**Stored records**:
== == ==

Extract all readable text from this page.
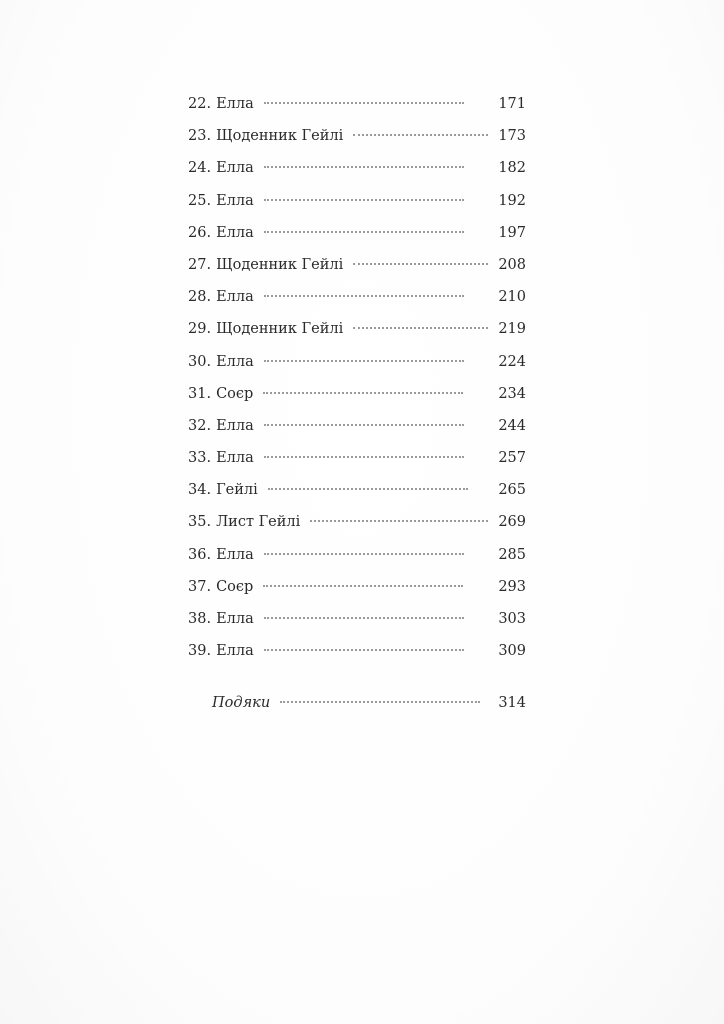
22. Елла	171
23. Щоденник Гейлі	173
24. Елла	182
25. Елла	192
26. Елла	197
27. Щоденник Гейлі	208
28. Елла	210
29. Щоденник Гейлі	219
30. Елла	224
31. Соєр	234
32. Елла	244
33. Елла	257
34. Гейлі	265
35. Лист Гейлі	269
36. Елла	285
37. Соєр	293
38. Елла	303
39. Елла	309
Подяки	314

== == ==

**Objective**: From the entries, copy out each line containing the word "Елла".

**Completed task**:
22. Елла	171
24. Елла	182
25. Елла	192
26. Елла	197
28. Елла	210
30. Елла	224
32. Елла	244
33. Елла	257
36. Елла	285
38. Елла	303
39. Елла	309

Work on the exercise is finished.